ENTRIES PROVIDED:
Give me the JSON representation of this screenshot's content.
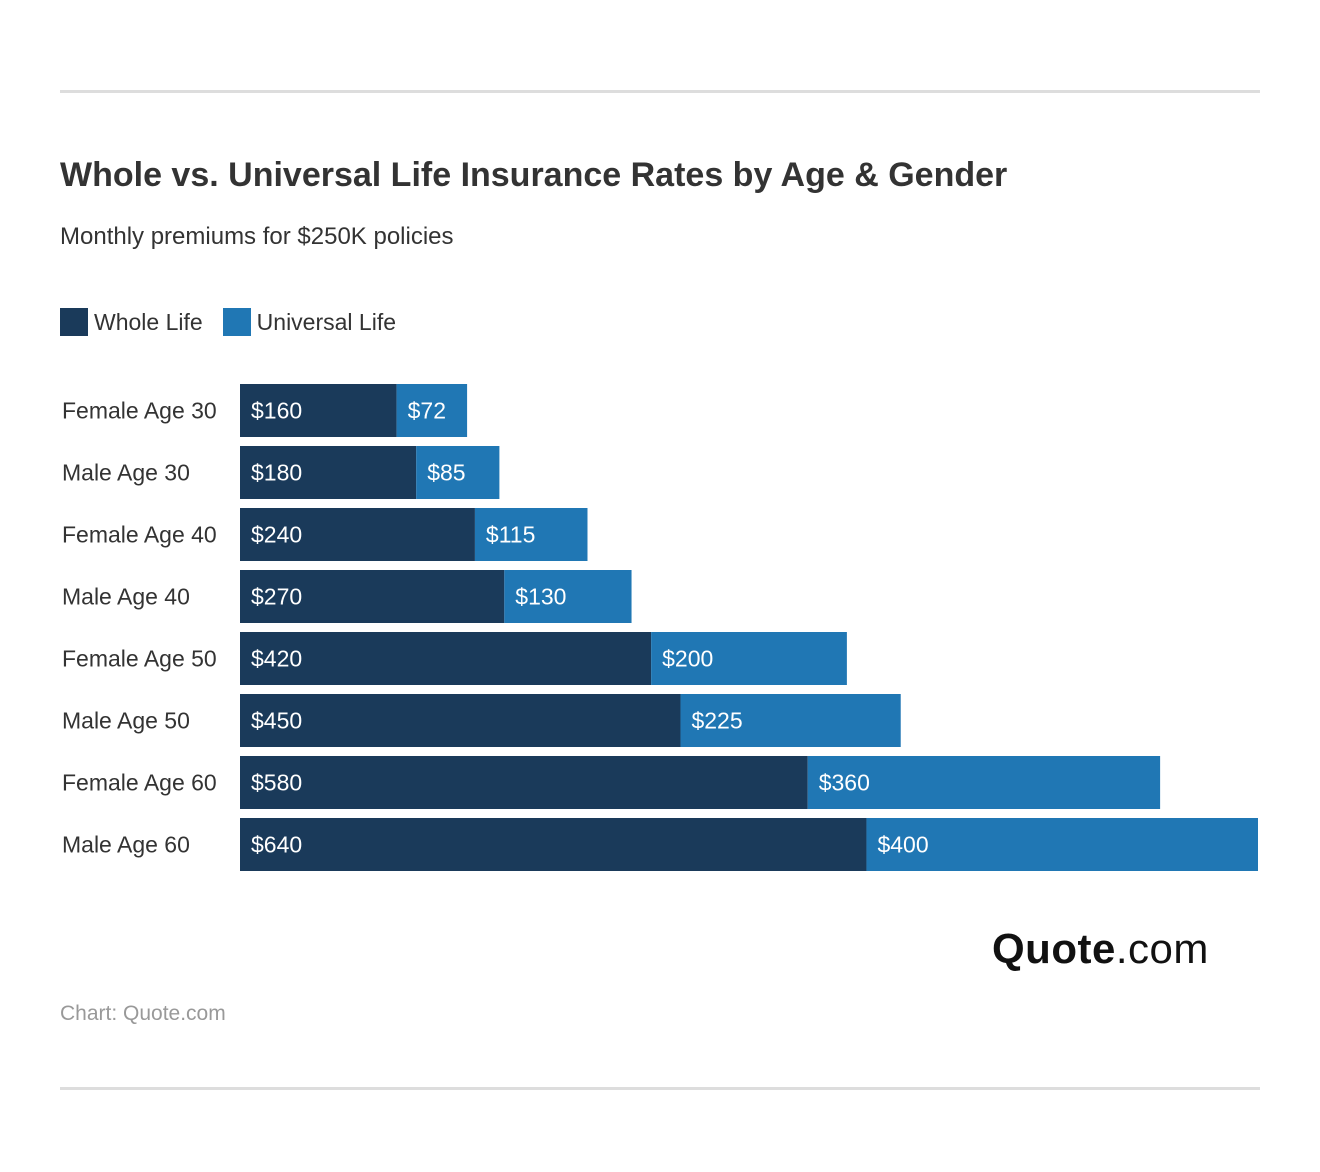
{
  "header": {
    "title": "Whole vs. Universal Life Insurance Rates by Age & Gender",
    "subtitle": "Monthly premiums for $250K policies"
  },
  "legend": {
    "items": [
      {
        "label": "Whole Life",
        "color": "#1a3a5a"
      },
      {
        "label": "Universal Life",
        "color": "#2077b4"
      }
    ]
  },
  "chart_data": {
    "type": "bar",
    "orientation": "horizontal",
    "stacked": true,
    "categories": [
      "Female Age 30",
      "Male Age 30",
      "Female Age 40",
      "Male Age 40",
      "Female Age 50",
      "Male Age 50",
      "Female Age 60",
      "Male Age 60"
    ],
    "series": [
      {
        "name": "Whole Life",
        "color": "#1a3a5a",
        "values": [
          160,
          180,
          240,
          270,
          420,
          450,
          580,
          640
        ],
        "labels": [
          "$160",
          "$180",
          "$240",
          "$270",
          "$420",
          "$450",
          "$580",
          "$640"
        ]
      },
      {
        "name": "Universal Life",
        "color": "#2077b4",
        "values": [
          72,
          85,
          115,
          130,
          200,
          225,
          360,
          400
        ],
        "labels": [
          "$72",
          "$85",
          "$115",
          "$130",
          "$200",
          "$225",
          "$360",
          "$400"
        ]
      }
    ],
    "xlim": [
      0,
      1040
    ],
    "grid": false,
    "legend_position": "top-left"
  },
  "branding": {
    "logo_bold": "Quote",
    "logo_light": ".com"
  },
  "footer": {
    "source": "Chart: Quote.com"
  }
}
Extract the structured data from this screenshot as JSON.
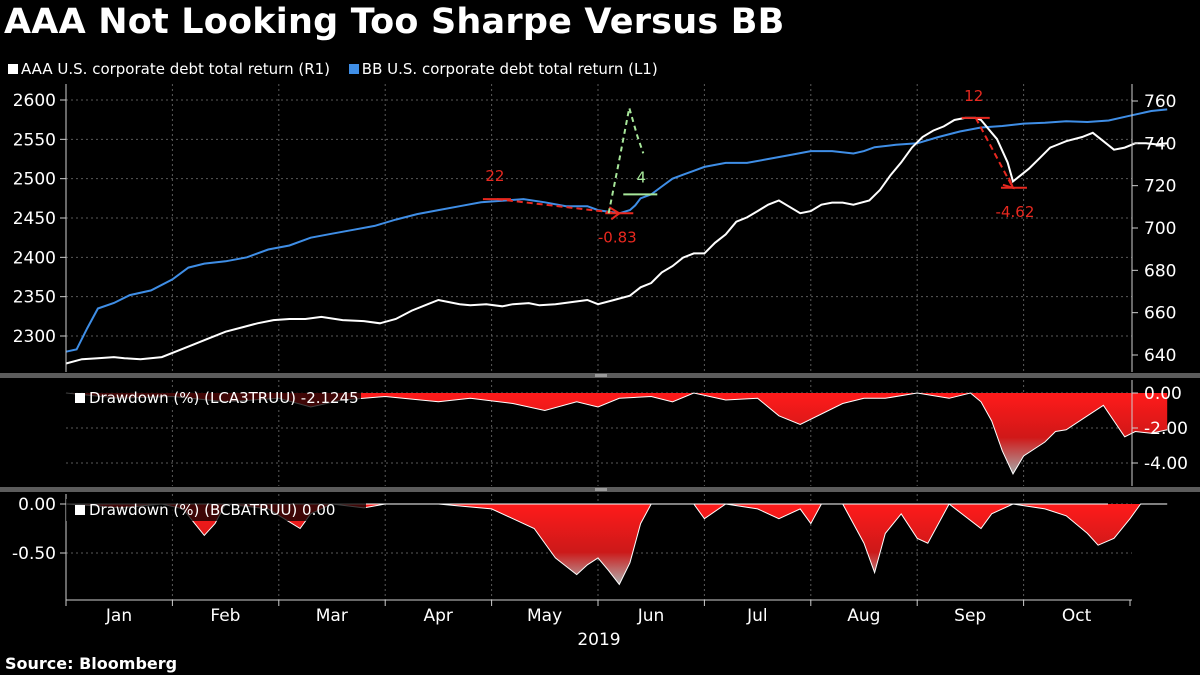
{
  "title": "AAA Not Looking Too Sharpe Versus BB",
  "source": "Source: Bloomberg",
  "colors": {
    "aaa": "#ffffff",
    "bb": "#3f8ee6",
    "drawdown": "#ff1a1a",
    "annotation_red": "#e8281f",
    "annotation_green": "#a7e79a"
  },
  "chart_data": [
    {
      "type": "line",
      "name": "main",
      "x_labels": [
        "Jan",
        "Feb",
        "Mar",
        "Apr",
        "May",
        "Jun",
        "Jul",
        "Aug",
        "Sep",
        "Oct"
      ],
      "x_year_label": "2019",
      "legend": [
        {
          "name": "AAA U.S. corporate debt total return (R1)",
          "color": "#ffffff"
        },
        {
          "name": "BB U.S. corporate debt total return (L1)",
          "color": "#3f8ee6"
        }
      ],
      "left_axis": {
        "ylim": [
          2275,
          2610
        ],
        "ticks": [
          2300,
          2350,
          2400,
          2450,
          2500,
          2550,
          2600
        ]
      },
      "right_axis": {
        "ylim": [
          629,
          763
        ],
        "ticks": [
          640,
          660,
          680,
          700,
          720,
          740,
          760
        ]
      },
      "series": [
        {
          "name": "AAA U.S. corporate debt total return (R1)",
          "axis": "right",
          "points": [
            [
              0.0,
              636
            ],
            [
              0.15,
              638
            ],
            [
              0.3,
              638.5
            ],
            [
              0.45,
              639
            ],
            [
              0.55,
              638.5
            ],
            [
              0.7,
              638
            ],
            [
              0.9,
              639
            ],
            [
              1.05,
              642
            ],
            [
              1.2,
              645
            ],
            [
              1.35,
              648
            ],
            [
              1.5,
              651
            ],
            [
              1.65,
              653
            ],
            [
              1.8,
              655
            ],
            [
              1.95,
              656.5
            ],
            [
              2.1,
              657
            ],
            [
              2.25,
              657
            ],
            [
              2.4,
              658
            ],
            [
              2.6,
              656.5
            ],
            [
              2.8,
              656
            ],
            [
              2.95,
              655
            ],
            [
              3.1,
              657
            ],
            [
              3.25,
              661
            ],
            [
              3.4,
              664
            ],
            [
              3.5,
              666
            ],
            [
              3.6,
              665
            ],
            [
              3.7,
              664
            ],
            [
              3.8,
              663.5
            ],
            [
              3.95,
              664
            ],
            [
              4.1,
              663
            ],
            [
              4.2,
              664
            ],
            [
              4.35,
              664.5
            ],
            [
              4.45,
              663.5
            ],
            [
              4.6,
              664
            ],
            [
              4.75,
              665
            ],
            [
              4.9,
              666
            ],
            [
              5.0,
              664
            ],
            [
              5.15,
              666
            ],
            [
              5.3,
              668
            ],
            [
              5.4,
              672
            ],
            [
              5.5,
              674
            ],
            [
              5.6,
              679
            ],
            [
              5.7,
              682
            ],
            [
              5.8,
              686
            ],
            [
              5.9,
              688
            ],
            [
              6.0,
              688
            ],
            [
              6.1,
              693
            ],
            [
              6.2,
              697
            ],
            [
              6.3,
              703
            ],
            [
              6.4,
              705
            ],
            [
              6.5,
              708
            ],
            [
              6.6,
              711
            ],
            [
              6.7,
              713
            ],
            [
              6.8,
              710
            ],
            [
              6.9,
              707
            ],
            [
              7.0,
              708
            ],
            [
              7.1,
              711
            ],
            [
              7.2,
              712
            ],
            [
              7.3,
              712
            ],
            [
              7.4,
              711
            ],
            [
              7.55,
              713
            ],
            [
              7.65,
              718
            ],
            [
              7.75,
              725
            ],
            [
              7.85,
              731
            ],
            [
              7.95,
              738
            ],
            [
              8.05,
              743
            ],
            [
              8.15,
              746
            ],
            [
              8.25,
              748
            ],
            [
              8.35,
              751
            ],
            [
              8.45,
              752
            ],
            [
              8.55,
              752
            ],
            [
              8.6,
              751
            ],
            [
              8.7,
              745
            ],
            [
              8.75,
              742
            ],
            [
              8.85,
              731
            ],
            [
              8.9,
              722
            ],
            [
              8.95,
              724
            ],
            [
              9.05,
              728
            ],
            [
              9.15,
              733
            ],
            [
              9.25,
              738
            ],
            [
              9.3,
              739
            ],
            [
              9.4,
              741
            ],
            [
              9.55,
              743
            ],
            [
              9.65,
              745
            ],
            [
              9.75,
              741
            ],
            [
              9.85,
              737
            ],
            [
              9.95,
              738
            ],
            [
              10.05,
              740
            ],
            [
              10.15,
              740
            ],
            [
              10.25,
              739.5
            ],
            [
              10.35,
              740
            ]
          ]
        },
        {
          "name": "BB U.S. corporate debt total return (L1)",
          "axis": "left",
          "points": [
            [
              0.0,
              2280
            ],
            [
              0.1,
              2283
            ],
            [
              0.2,
              2310
            ],
            [
              0.3,
              2335
            ],
            [
              0.45,
              2342
            ],
            [
              0.6,
              2352
            ],
            [
              0.8,
              2358
            ],
            [
              1.0,
              2372
            ],
            [
              1.15,
              2387
            ],
            [
              1.3,
              2392
            ],
            [
              1.5,
              2395
            ],
            [
              1.7,
              2400
            ],
            [
              1.9,
              2410
            ],
            [
              2.1,
              2415
            ],
            [
              2.3,
              2425
            ],
            [
              2.5,
              2430
            ],
            [
              2.7,
              2435
            ],
            [
              2.9,
              2440
            ],
            [
              3.1,
              2448
            ],
            [
              3.3,
              2455
            ],
            [
              3.5,
              2460
            ],
            [
              3.7,
              2465
            ],
            [
              3.9,
              2470
            ],
            [
              4.1,
              2472
            ],
            [
              4.3,
              2474
            ],
            [
              4.5,
              2470
            ],
            [
              4.7,
              2465
            ],
            [
              4.9,
              2465
            ],
            [
              5.0,
              2460
            ],
            [
              5.1,
              2458
            ],
            [
              5.2,
              2456
            ],
            [
              5.3,
              2460
            ],
            [
              5.35,
              2466
            ],
            [
              5.4,
              2475
            ],
            [
              5.5,
              2480
            ],
            [
              5.6,
              2490
            ],
            [
              5.7,
              2500
            ],
            [
              5.8,
              2505
            ],
            [
              5.9,
              2510
            ],
            [
              6.0,
              2515
            ],
            [
              6.2,
              2520
            ],
            [
              6.4,
              2520
            ],
            [
              6.6,
              2525
            ],
            [
              6.8,
              2530
            ],
            [
              7.0,
              2535
            ],
            [
              7.2,
              2535
            ],
            [
              7.4,
              2532
            ],
            [
              7.5,
              2535
            ],
            [
              7.6,
              2540
            ],
            [
              7.8,
              2543
            ],
            [
              8.0,
              2545
            ],
            [
              8.2,
              2553
            ],
            [
              8.4,
              2560
            ],
            [
              8.6,
              2565
            ],
            [
              8.8,
              2567
            ],
            [
              9.0,
              2570
            ],
            [
              9.2,
              2571
            ],
            [
              9.4,
              2573
            ],
            [
              9.6,
              2572
            ],
            [
              9.8,
              2574
            ],
            [
              10.0,
              2580
            ],
            [
              10.2,
              2586
            ],
            [
              10.35,
              2588
            ]
          ]
        }
      ],
      "annotations": [
        {
          "label": "22",
          "color": "red",
          "from": [
            4.05,
            2474
          ],
          "to": [
            5.2,
            2456
          ],
          "axis": "left"
        },
        {
          "label": "-0.83",
          "color": "red",
          "at": [
            5.2,
            2456
          ],
          "axis": "left"
        },
        {
          "label": "4",
          "color": "green",
          "from": [
            5.1,
            2456
          ],
          "to": [
            5.2,
            2590
          ],
          "axis": "left"
        },
        {
          "label": "12",
          "color": "red",
          "from": [
            8.55,
            752
          ],
          "to": [
            8.9,
            719
          ],
          "axis": "right"
        },
        {
          "label": "-4.62",
          "color": "red",
          "at": [
            8.9,
            719
          ],
          "axis": "right"
        }
      ]
    },
    {
      "type": "area",
      "name": "drawdown_aaa",
      "legend": "Drawdown (%) (LCA3TRUU) -2.1245",
      "right_axis": {
        "ylim": [
          -5.0,
          0.4
        ],
        "ticks": [
          "0.00",
          "-2.00",
          "-4.00"
        ]
      },
      "points": [
        [
          0,
          0
        ],
        [
          0.5,
          -0.3
        ],
        [
          1.0,
          -0.2
        ],
        [
          1.5,
          -0.5
        ],
        [
          2.0,
          -0.3
        ],
        [
          2.3,
          -0.8
        ],
        [
          2.6,
          -0.4
        ],
        [
          3.0,
          -0.2
        ],
        [
          3.5,
          -0.5
        ],
        [
          3.8,
          -0.3
        ],
        [
          4.2,
          -0.6
        ],
        [
          4.5,
          -1.0
        ],
        [
          4.8,
          -0.5
        ],
        [
          5.0,
          -0.8
        ],
        [
          5.2,
          -0.3
        ],
        [
          5.5,
          -0.2
        ],
        [
          5.7,
          -0.5
        ],
        [
          5.9,
          0
        ],
        [
          6.2,
          -0.4
        ],
        [
          6.5,
          -0.3
        ],
        [
          6.7,
          -1.3
        ],
        [
          6.9,
          -1.8
        ],
        [
          7.1,
          -1.2
        ],
        [
          7.3,
          -0.6
        ],
        [
          7.5,
          -0.3
        ],
        [
          7.7,
          -0.3
        ],
        [
          8.0,
          0
        ],
        [
          8.3,
          -0.3
        ],
        [
          8.5,
          0
        ],
        [
          8.6,
          -0.5
        ],
        [
          8.7,
          -1.6
        ],
        [
          8.8,
          -3.3
        ],
        [
          8.9,
          -4.62
        ],
        [
          9.0,
          -3.6
        ],
        [
          9.2,
          -2.8
        ],
        [
          9.3,
          -2.2
        ],
        [
          9.4,
          -2.1
        ],
        [
          9.6,
          -1.3
        ],
        [
          9.75,
          -0.7
        ],
        [
          9.85,
          -1.6
        ],
        [
          9.95,
          -2.5
        ],
        [
          10.05,
          -2.2
        ],
        [
          10.2,
          -2.3
        ],
        [
          10.35,
          -2.1
        ]
      ]
    },
    {
      "type": "area",
      "name": "drawdown_bb",
      "legend": "Drawdown (%) (BCBATRUU) 0.00",
      "left_axis": {
        "ylim": [
          -0.9,
          0.1
        ],
        "ticks": [
          "0.00",
          "-0.50"
        ]
      },
      "points": [
        [
          0,
          0
        ],
        [
          0.3,
          -0.02
        ],
        [
          0.5,
          -0.04
        ],
        [
          0.7,
          -0.02
        ],
        [
          0.9,
          0
        ],
        [
          1.1,
          -0.05
        ],
        [
          1.3,
          -0.32
        ],
        [
          1.4,
          -0.2
        ],
        [
          1.5,
          0
        ],
        [
          1.9,
          -0.05
        ],
        [
          2.2,
          -0.25
        ],
        [
          2.3,
          -0.1
        ],
        [
          2.5,
          0
        ],
        [
          2.8,
          -0.04
        ],
        [
          3.0,
          0
        ],
        [
          3.5,
          0
        ],
        [
          3.7,
          -0.02
        ],
        [
          4.0,
          -0.05
        ],
        [
          4.2,
          -0.15
        ],
        [
          4.4,
          -0.25
        ],
        [
          4.6,
          -0.55
        ],
        [
          4.8,
          -0.72
        ],
        [
          4.9,
          -0.62
        ],
        [
          5.0,
          -0.55
        ],
        [
          5.1,
          -0.68
        ],
        [
          5.2,
          -0.82
        ],
        [
          5.3,
          -0.6
        ],
        [
          5.4,
          -0.2
        ],
        [
          5.5,
          0
        ],
        [
          5.9,
          0
        ],
        [
          6.0,
          -0.15
        ],
        [
          6.2,
          0
        ],
        [
          6.5,
          -0.05
        ],
        [
          6.7,
          -0.15
        ],
        [
          6.9,
          -0.05
        ],
        [
          7.0,
          -0.2
        ],
        [
          7.1,
          0
        ],
        [
          7.3,
          0
        ],
        [
          7.5,
          -0.4
        ],
        [
          7.6,
          -0.7
        ],
        [
          7.7,
          -0.3
        ],
        [
          7.85,
          -0.1
        ],
        [
          8.0,
          -0.35
        ],
        [
          8.1,
          -0.4
        ],
        [
          8.3,
          0
        ],
        [
          8.6,
          -0.25
        ],
        [
          8.7,
          -0.1
        ],
        [
          8.9,
          0
        ],
        [
          9.2,
          -0.05
        ],
        [
          9.4,
          -0.12
        ],
        [
          9.6,
          -0.3
        ],
        [
          9.7,
          -0.42
        ],
        [
          9.85,
          -0.35
        ],
        [
          10.0,
          -0.15
        ],
        [
          10.1,
          0
        ],
        [
          10.35,
          0
        ]
      ]
    }
  ]
}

WHAT TO DO:
Copy every line above in which the string "Quote" shows up.

FINAL RESULT:
    "logo_bold": "Quote",
    "source": "Chart: Quote.com"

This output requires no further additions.